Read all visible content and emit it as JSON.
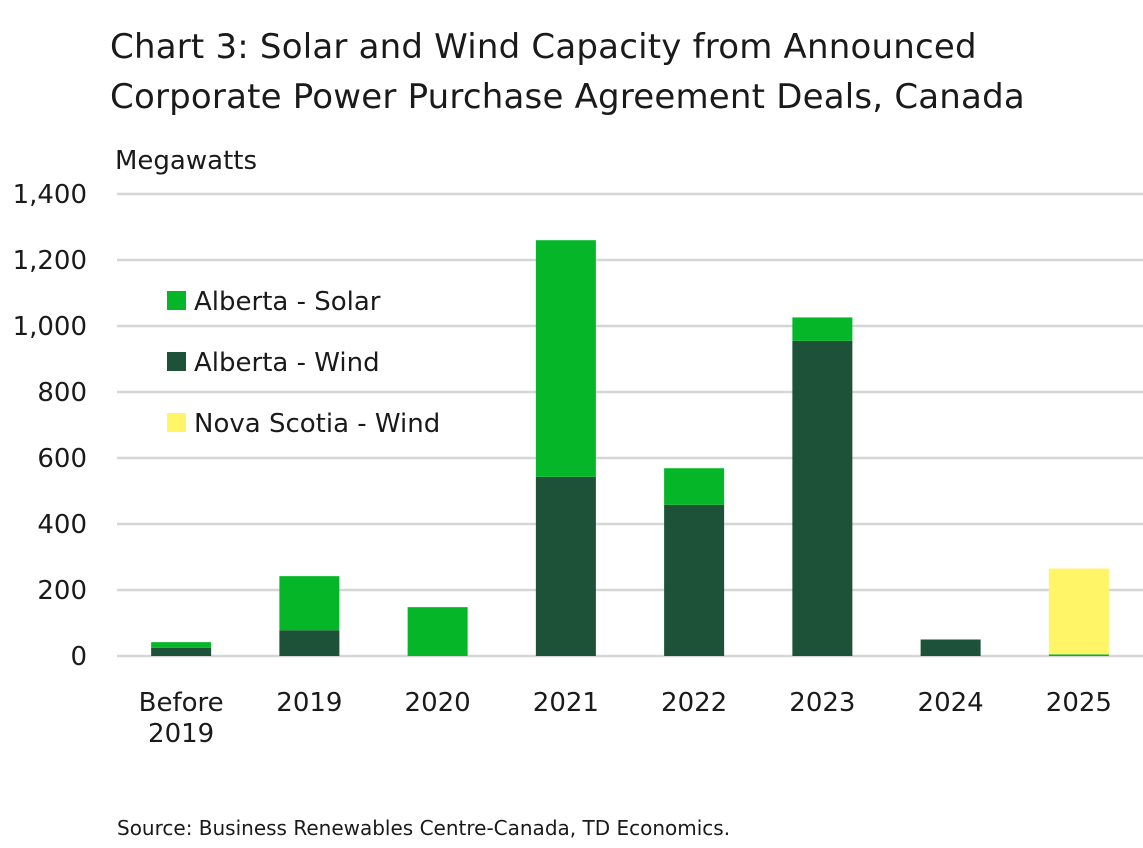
{
  "title_line1": "Chart 3: Solar and Wind Capacity from Announced",
  "title_line2": "Corporate Power Purchase Agreement Deals, Canada",
  "source": "Source: Business Renewables Centre-Canada,  TD Economics.",
  "chart_data": {
    "type": "bar",
    "stacked": true,
    "title": "Chart 3: Solar and Wind Capacity from Announced Corporate Power Purchase Agreement Deals, Canada",
    "ylabel": "Megawatts",
    "xlabel": "",
    "ylim": [
      0,
      1400
    ],
    "yticks": [
      0,
      200,
      400,
      600,
      800,
      1000,
      1200,
      1400
    ],
    "ytick_labels": [
      "0",
      "200",
      "400",
      "600",
      "800",
      "1,000",
      "1,200",
      "1,400"
    ],
    "categories": [
      [
        "Before",
        "2019"
      ],
      [
        "2019"
      ],
      [
        "2020"
      ],
      [
        "2021"
      ],
      [
        "2022"
      ],
      [
        "2023"
      ],
      [
        "2024"
      ],
      [
        "2025"
      ]
    ],
    "series": [
      {
        "name": "Alberta - Wind",
        "color": "#1d5238",
        "values": [
          25,
          78,
          0,
          543,
          458,
          955,
          50,
          0
        ]
      },
      {
        "name": "Alberta - Solar",
        "color": "#05b628",
        "values": [
          17,
          164,
          148,
          717,
          111,
          71,
          0,
          5
        ]
      },
      {
        "name": "Nova Scotia - Wind",
        "color": "#fff566",
        "values": [
          0,
          0,
          0,
          0,
          0,
          0,
          0,
          260
        ]
      }
    ],
    "legend_order": [
      "Alberta - Solar",
      "Alberta - Wind",
      "Nova Scotia - Wind"
    ],
    "legend_position": "upper-left inside",
    "grid": true,
    "gridline_color": "#d6d6d6"
  }
}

• Exercise:
Print every record above exactly as written, leaving out the pictures.

• Exercise response:
Read all visible content and emit it as JSON.
{
  "title_line1": "Chart 3: Solar and Wind Capacity from Announced",
  "title_line2": "Corporate Power Purchase Agreement Deals, Canada",
  "source": "Source: Business Renewables Centre-Canada,  TD Economics.",
  "chart_data": {
    "type": "bar",
    "stacked": true,
    "title": "Chart 3: Solar and Wind Capacity from Announced Corporate Power Purchase Agreement Deals, Canada",
    "ylabel": "Megawatts",
    "xlabel": "",
    "ylim": [
      0,
      1400
    ],
    "yticks": [
      0,
      200,
      400,
      600,
      800,
      1000,
      1200,
      1400
    ],
    "ytick_labels": [
      "0",
      "200",
      "400",
      "600",
      "800",
      "1,000",
      "1,200",
      "1,400"
    ],
    "categories": [
      [
        "Before",
        "2019"
      ],
      [
        "2019"
      ],
      [
        "2020"
      ],
      [
        "2021"
      ],
      [
        "2022"
      ],
      [
        "2023"
      ],
      [
        "2024"
      ],
      [
        "2025"
      ]
    ],
    "series": [
      {
        "name": "Alberta - Wind",
        "color": "#1d5238",
        "values": [
          25,
          78,
          0,
          543,
          458,
          955,
          50,
          0
        ]
      },
      {
        "name": "Alberta - Solar",
        "color": "#05b628",
        "values": [
          17,
          164,
          148,
          717,
          111,
          71,
          0,
          5
        ]
      },
      {
        "name": "Nova Scotia - Wind",
        "color": "#fff566",
        "values": [
          0,
          0,
          0,
          0,
          0,
          0,
          0,
          260
        ]
      }
    ],
    "legend_order": [
      "Alberta - Solar",
      "Alberta - Wind",
      "Nova Scotia - Wind"
    ],
    "legend_position": "upper-left inside",
    "grid": true,
    "gridline_color": "#d6d6d6"
  }
}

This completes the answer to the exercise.